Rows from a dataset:
....

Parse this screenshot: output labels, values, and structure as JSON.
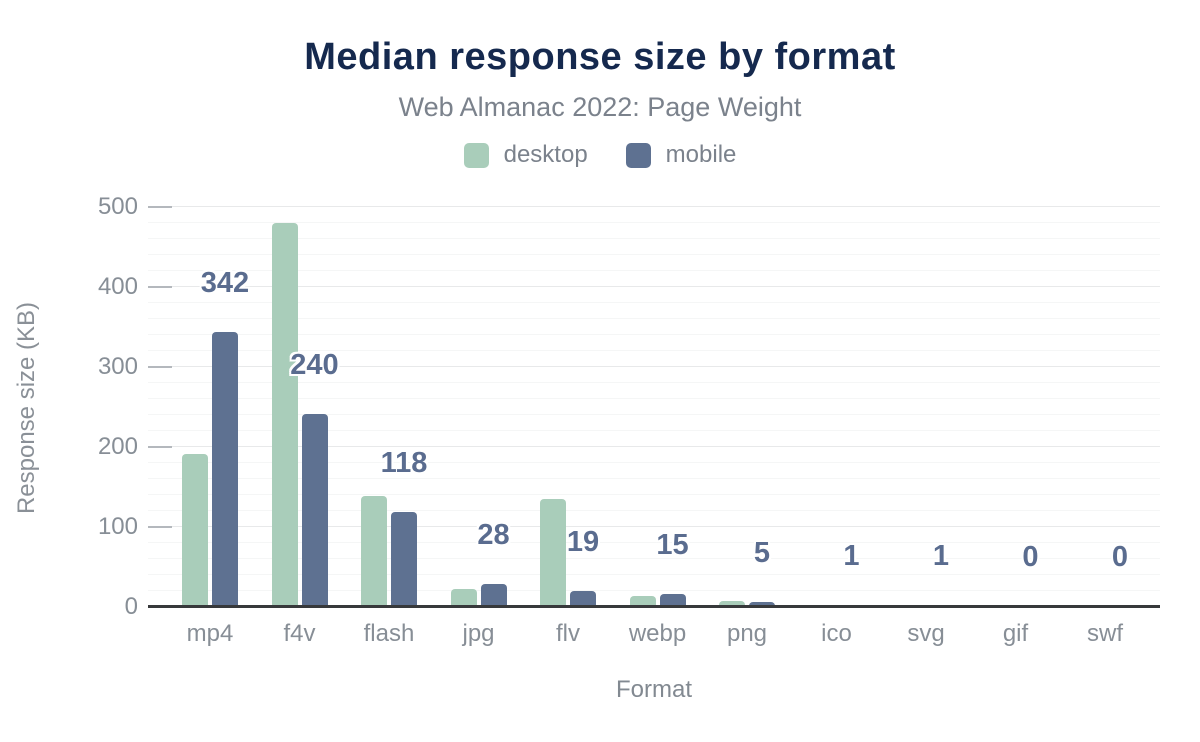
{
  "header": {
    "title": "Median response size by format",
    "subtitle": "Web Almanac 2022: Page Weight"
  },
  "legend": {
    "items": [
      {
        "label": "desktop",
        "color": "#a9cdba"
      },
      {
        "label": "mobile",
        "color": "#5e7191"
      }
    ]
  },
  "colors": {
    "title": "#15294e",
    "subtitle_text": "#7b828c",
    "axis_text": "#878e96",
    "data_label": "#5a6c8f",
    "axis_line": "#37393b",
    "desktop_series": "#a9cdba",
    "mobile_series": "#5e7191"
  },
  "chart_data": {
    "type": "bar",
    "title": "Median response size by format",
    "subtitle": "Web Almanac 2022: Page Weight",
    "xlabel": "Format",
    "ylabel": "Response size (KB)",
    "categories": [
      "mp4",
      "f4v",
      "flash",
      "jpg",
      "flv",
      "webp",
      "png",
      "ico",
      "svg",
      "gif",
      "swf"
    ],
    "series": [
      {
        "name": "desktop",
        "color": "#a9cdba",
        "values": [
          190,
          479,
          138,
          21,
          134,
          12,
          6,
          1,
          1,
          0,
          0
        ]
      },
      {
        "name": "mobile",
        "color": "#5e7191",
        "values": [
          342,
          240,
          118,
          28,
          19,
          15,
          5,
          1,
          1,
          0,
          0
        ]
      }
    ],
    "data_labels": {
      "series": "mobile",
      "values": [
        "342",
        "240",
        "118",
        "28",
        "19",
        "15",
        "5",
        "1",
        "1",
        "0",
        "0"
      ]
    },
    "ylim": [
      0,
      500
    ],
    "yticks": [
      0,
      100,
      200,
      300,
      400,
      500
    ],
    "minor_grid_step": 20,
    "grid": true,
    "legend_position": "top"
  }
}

....

- [Stated task]
Write out the records above exactly as they stand, leaving out every picture.

- [Result]
Parse this screenshot: output labels, values, and structure as JSON.
{
  "header": {
    "title": "Median response size by format",
    "subtitle": "Web Almanac 2022: Page Weight"
  },
  "legend": {
    "items": [
      {
        "label": "desktop",
        "color": "#a9cdba"
      },
      {
        "label": "mobile",
        "color": "#5e7191"
      }
    ]
  },
  "colors": {
    "title": "#15294e",
    "subtitle_text": "#7b828c",
    "axis_text": "#878e96",
    "data_label": "#5a6c8f",
    "axis_line": "#37393b",
    "desktop_series": "#a9cdba",
    "mobile_series": "#5e7191"
  },
  "chart_data": {
    "type": "bar",
    "title": "Median response size by format",
    "subtitle": "Web Almanac 2022: Page Weight",
    "xlabel": "Format",
    "ylabel": "Response size (KB)",
    "categories": [
      "mp4",
      "f4v",
      "flash",
      "jpg",
      "flv",
      "webp",
      "png",
      "ico",
      "svg",
      "gif",
      "swf"
    ],
    "series": [
      {
        "name": "desktop",
        "color": "#a9cdba",
        "values": [
          190,
          479,
          138,
          21,
          134,
          12,
          6,
          1,
          1,
          0,
          0
        ]
      },
      {
        "name": "mobile",
        "color": "#5e7191",
        "values": [
          342,
          240,
          118,
          28,
          19,
          15,
          5,
          1,
          1,
          0,
          0
        ]
      }
    ],
    "data_labels": {
      "series": "mobile",
      "values": [
        "342",
        "240",
        "118",
        "28",
        "19",
        "15",
        "5",
        "1",
        "1",
        "0",
        "0"
      ]
    },
    "ylim": [
      0,
      500
    ],
    "yticks": [
      0,
      100,
      200,
      300,
      400,
      500
    ],
    "minor_grid_step": 20,
    "grid": true,
    "legend_position": "top"
  }
}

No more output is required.